Task details:
Write out the entries below once more, exactly.

The input:
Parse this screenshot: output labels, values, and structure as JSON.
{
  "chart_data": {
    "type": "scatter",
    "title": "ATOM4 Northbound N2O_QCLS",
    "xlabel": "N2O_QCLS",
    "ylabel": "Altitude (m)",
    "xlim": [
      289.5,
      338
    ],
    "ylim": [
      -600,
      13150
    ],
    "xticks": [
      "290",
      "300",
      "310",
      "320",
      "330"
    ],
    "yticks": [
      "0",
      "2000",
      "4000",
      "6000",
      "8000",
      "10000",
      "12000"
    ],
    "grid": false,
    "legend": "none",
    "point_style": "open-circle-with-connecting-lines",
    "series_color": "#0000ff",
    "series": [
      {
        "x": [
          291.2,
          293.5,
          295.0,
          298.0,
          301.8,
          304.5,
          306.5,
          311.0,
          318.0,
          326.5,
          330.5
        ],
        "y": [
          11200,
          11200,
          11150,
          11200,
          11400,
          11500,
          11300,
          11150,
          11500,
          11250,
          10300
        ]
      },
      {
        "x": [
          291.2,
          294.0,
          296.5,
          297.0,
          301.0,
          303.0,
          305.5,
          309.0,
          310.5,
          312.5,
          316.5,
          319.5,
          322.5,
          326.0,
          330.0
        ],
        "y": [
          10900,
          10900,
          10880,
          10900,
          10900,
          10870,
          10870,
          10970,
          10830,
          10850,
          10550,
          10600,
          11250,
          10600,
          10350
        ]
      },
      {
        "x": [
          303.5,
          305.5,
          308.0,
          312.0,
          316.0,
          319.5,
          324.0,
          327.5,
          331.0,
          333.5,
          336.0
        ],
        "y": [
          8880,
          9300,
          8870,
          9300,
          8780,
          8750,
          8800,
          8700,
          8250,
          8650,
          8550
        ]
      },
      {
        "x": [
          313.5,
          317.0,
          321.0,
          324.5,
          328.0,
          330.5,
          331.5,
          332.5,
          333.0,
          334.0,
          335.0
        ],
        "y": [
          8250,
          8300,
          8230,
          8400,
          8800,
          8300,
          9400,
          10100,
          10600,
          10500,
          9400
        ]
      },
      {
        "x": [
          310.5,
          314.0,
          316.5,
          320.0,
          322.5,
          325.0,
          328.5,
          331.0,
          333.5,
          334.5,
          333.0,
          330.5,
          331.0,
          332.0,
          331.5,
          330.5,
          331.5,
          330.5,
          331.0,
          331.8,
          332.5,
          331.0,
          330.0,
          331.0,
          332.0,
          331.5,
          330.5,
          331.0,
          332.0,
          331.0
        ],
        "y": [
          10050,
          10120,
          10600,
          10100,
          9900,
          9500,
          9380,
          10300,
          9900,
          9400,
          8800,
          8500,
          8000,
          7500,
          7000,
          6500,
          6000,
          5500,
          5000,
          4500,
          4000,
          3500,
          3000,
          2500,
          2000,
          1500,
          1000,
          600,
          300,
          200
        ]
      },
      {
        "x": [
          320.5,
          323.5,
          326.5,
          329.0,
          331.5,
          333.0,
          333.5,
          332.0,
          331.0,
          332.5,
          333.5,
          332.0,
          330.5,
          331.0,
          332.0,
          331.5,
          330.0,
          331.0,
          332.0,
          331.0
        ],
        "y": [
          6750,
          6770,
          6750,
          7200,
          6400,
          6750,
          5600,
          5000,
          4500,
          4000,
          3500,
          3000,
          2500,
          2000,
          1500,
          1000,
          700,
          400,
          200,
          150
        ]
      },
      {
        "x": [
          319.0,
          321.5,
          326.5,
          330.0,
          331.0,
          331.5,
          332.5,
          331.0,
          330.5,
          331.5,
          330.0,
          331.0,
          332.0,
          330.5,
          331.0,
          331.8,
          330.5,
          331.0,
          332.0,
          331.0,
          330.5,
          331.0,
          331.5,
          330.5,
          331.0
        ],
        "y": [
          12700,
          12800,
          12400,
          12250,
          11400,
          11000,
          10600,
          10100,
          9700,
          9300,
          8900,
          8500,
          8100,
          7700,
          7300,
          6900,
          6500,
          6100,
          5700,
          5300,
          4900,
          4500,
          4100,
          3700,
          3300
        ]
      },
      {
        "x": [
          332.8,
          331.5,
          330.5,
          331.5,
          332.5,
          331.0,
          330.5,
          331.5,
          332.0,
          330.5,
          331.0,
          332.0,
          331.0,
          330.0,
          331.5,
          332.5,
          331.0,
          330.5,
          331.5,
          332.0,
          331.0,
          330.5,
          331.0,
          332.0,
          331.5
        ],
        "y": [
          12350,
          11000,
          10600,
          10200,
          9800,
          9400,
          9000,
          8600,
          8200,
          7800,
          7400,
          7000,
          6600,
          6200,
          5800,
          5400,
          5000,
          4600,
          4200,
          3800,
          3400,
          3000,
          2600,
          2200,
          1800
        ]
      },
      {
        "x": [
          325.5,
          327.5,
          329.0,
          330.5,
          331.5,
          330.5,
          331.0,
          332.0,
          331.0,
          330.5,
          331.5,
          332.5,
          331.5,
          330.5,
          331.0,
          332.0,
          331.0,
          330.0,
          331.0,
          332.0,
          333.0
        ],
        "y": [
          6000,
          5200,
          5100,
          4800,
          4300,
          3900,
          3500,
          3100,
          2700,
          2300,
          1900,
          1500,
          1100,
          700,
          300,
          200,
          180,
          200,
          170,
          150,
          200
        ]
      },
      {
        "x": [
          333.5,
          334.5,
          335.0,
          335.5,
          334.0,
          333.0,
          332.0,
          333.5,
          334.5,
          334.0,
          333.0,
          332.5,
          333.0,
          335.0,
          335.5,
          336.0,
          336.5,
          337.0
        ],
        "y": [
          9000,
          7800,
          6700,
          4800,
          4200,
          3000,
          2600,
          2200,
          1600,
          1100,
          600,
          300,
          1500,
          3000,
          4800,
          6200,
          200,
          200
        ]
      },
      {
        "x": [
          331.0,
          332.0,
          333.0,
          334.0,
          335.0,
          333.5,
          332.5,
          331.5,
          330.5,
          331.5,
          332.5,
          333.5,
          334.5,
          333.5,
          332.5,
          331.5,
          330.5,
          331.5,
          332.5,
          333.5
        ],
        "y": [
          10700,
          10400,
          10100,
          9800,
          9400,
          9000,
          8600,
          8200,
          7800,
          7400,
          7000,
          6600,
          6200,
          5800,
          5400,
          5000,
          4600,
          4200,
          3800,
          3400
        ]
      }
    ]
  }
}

Worked solution:
Parse this screenshot: output labels, values, and structure as JSON.
{
  "chart_data": {
    "type": "scatter",
    "title": "ATOM4 Northbound N2O_QCLS",
    "xlabel": "N2O_QCLS",
    "ylabel": "Altitude (m)",
    "xlim": [
      289.5,
      338
    ],
    "ylim": [
      -600,
      13150
    ],
    "xticks": [
      "290",
      "300",
      "310",
      "320",
      "330"
    ],
    "yticks": [
      "0",
      "2000",
      "4000",
      "6000",
      "8000",
      "10000",
      "12000"
    ],
    "grid": false,
    "legend": "none",
    "point_style": "open-circle-with-connecting-lines",
    "series_color": "#0000ff",
    "series": [
      {
        "x": [
          291.2,
          293.5,
          295.0,
          298.0,
          301.8,
          304.5,
          306.5,
          311.0,
          318.0,
          326.5,
          330.5
        ],
        "y": [
          11200,
          11200,
          11150,
          11200,
          11400,
          11500,
          11300,
          11150,
          11500,
          11250,
          10300
        ]
      },
      {
        "x": [
          291.2,
          294.0,
          296.5,
          297.0,
          301.0,
          303.0,
          305.5,
          309.0,
          310.5,
          312.5,
          316.5,
          319.5,
          322.5,
          326.0,
          330.0
        ],
        "y": [
          10900,
          10900,
          10880,
          10900,
          10900,
          10870,
          10870,
          10970,
          10830,
          10850,
          10550,
          10600,
          11250,
          10600,
          10350
        ]
      },
      {
        "x": [
          303.5,
          305.5,
          308.0,
          312.0,
          316.0,
          319.5,
          324.0,
          327.5,
          331.0,
          333.5,
          336.0
        ],
        "y": [
          8880,
          9300,
          8870,
          9300,
          8780,
          8750,
          8800,
          8700,
          8250,
          8650,
          8550
        ]
      },
      {
        "x": [
          313.5,
          317.0,
          321.0,
          324.5,
          328.0,
          330.5,
          331.5,
          332.5,
          333.0,
          334.0,
          335.0
        ],
        "y": [
          8250,
          8300,
          8230,
          8400,
          8800,
          8300,
          9400,
          10100,
          10600,
          10500,
          9400
        ]
      },
      {
        "x": [
          310.5,
          314.0,
          316.5,
          320.0,
          322.5,
          325.0,
          328.5,
          331.0,
          333.5,
          334.5,
          333.0,
          330.5,
          331.0,
          332.0,
          331.5,
          330.5,
          331.5,
          330.5,
          331.0,
          331.8,
          332.5,
          331.0,
          330.0,
          331.0,
          332.0,
          331.5,
          330.5,
          331.0,
          332.0,
          331.0
        ],
        "y": [
          10050,
          10120,
          10600,
          10100,
          9900,
          9500,
          9380,
          10300,
          9900,
          9400,
          8800,
          8500,
          8000,
          7500,
          7000,
          6500,
          6000,
          5500,
          5000,
          4500,
          4000,
          3500,
          3000,
          2500,
          2000,
          1500,
          1000,
          600,
          300,
          200
        ]
      },
      {
        "x": [
          320.5,
          323.5,
          326.5,
          329.0,
          331.5,
          333.0,
          333.5,
          332.0,
          331.0,
          332.5,
          333.5,
          332.0,
          330.5,
          331.0,
          332.0,
          331.5,
          330.0,
          331.0,
          332.0,
          331.0
        ],
        "y": [
          6750,
          6770,
          6750,
          7200,
          6400,
          6750,
          5600,
          5000,
          4500,
          4000,
          3500,
          3000,
          2500,
          2000,
          1500,
          1000,
          700,
          400,
          200,
          150
        ]
      },
      {
        "x": [
          319.0,
          321.5,
          326.5,
          330.0,
          331.0,
          331.5,
          332.5,
          331.0,
          330.5,
          331.5,
          330.0,
          331.0,
          332.0,
          330.5,
          331.0,
          331.8,
          330.5,
          331.0,
          332.0,
          331.0,
          330.5,
          331.0,
          331.5,
          330.5,
          331.0
        ],
        "y": [
          12700,
          12800,
          12400,
          12250,
          11400,
          11000,
          10600,
          10100,
          9700,
          9300,
          8900,
          8500,
          8100,
          7700,
          7300,
          6900,
          6500,
          6100,
          5700,
          5300,
          4900,
          4500,
          4100,
          3700,
          3300
        ]
      },
      {
        "x": [
          332.8,
          331.5,
          330.5,
          331.5,
          332.5,
          331.0,
          330.5,
          331.5,
          332.0,
          330.5,
          331.0,
          332.0,
          331.0,
          330.0,
          331.5,
          332.5,
          331.0,
          330.5,
          331.5,
          332.0,
          331.0,
          330.5,
          331.0,
          332.0,
          331.5
        ],
        "y": [
          12350,
          11000,
          10600,
          10200,
          9800,
          9400,
          9000,
          8600,
          8200,
          7800,
          7400,
          7000,
          6600,
          6200,
          5800,
          5400,
          5000,
          4600,
          4200,
          3800,
          3400,
          3000,
          2600,
          2200,
          1800
        ]
      },
      {
        "x": [
          325.5,
          327.5,
          329.0,
          330.5,
          331.5,
          330.5,
          331.0,
          332.0,
          331.0,
          330.5,
          331.5,
          332.5,
          331.5,
          330.5,
          331.0,
          332.0,
          331.0,
          330.0,
          331.0,
          332.0,
          333.0
        ],
        "y": [
          6000,
          5200,
          5100,
          4800,
          4300,
          3900,
          3500,
          3100,
          2700,
          2300,
          1900,
          1500,
          1100,
          700,
          300,
          200,
          180,
          200,
          170,
          150,
          200
        ]
      },
      {
        "x": [
          333.5,
          334.5,
          335.0,
          335.5,
          334.0,
          333.0,
          332.0,
          333.5,
          334.5,
          334.0,
          333.0,
          332.5,
          333.0,
          335.0,
          335.5,
          336.0,
          336.5,
          337.0
        ],
        "y": [
          9000,
          7800,
          6700,
          4800,
          4200,
          3000,
          2600,
          2200,
          1600,
          1100,
          600,
          300,
          1500,
          3000,
          4800,
          6200,
          200,
          200
        ]
      },
      {
        "x": [
          331.0,
          332.0,
          333.0,
          334.0,
          335.0,
          333.5,
          332.5,
          331.5,
          330.5,
          331.5,
          332.5,
          333.5,
          334.5,
          333.5,
          332.5,
          331.5,
          330.5,
          331.5,
          332.5,
          333.5
        ],
        "y": [
          10700,
          10400,
          10100,
          9800,
          9400,
          9000,
          8600,
          8200,
          7800,
          7400,
          7000,
          6600,
          6200,
          5800,
          5400,
          5000,
          4600,
          4200,
          3800,
          3400
        ]
      }
    ]
  }
}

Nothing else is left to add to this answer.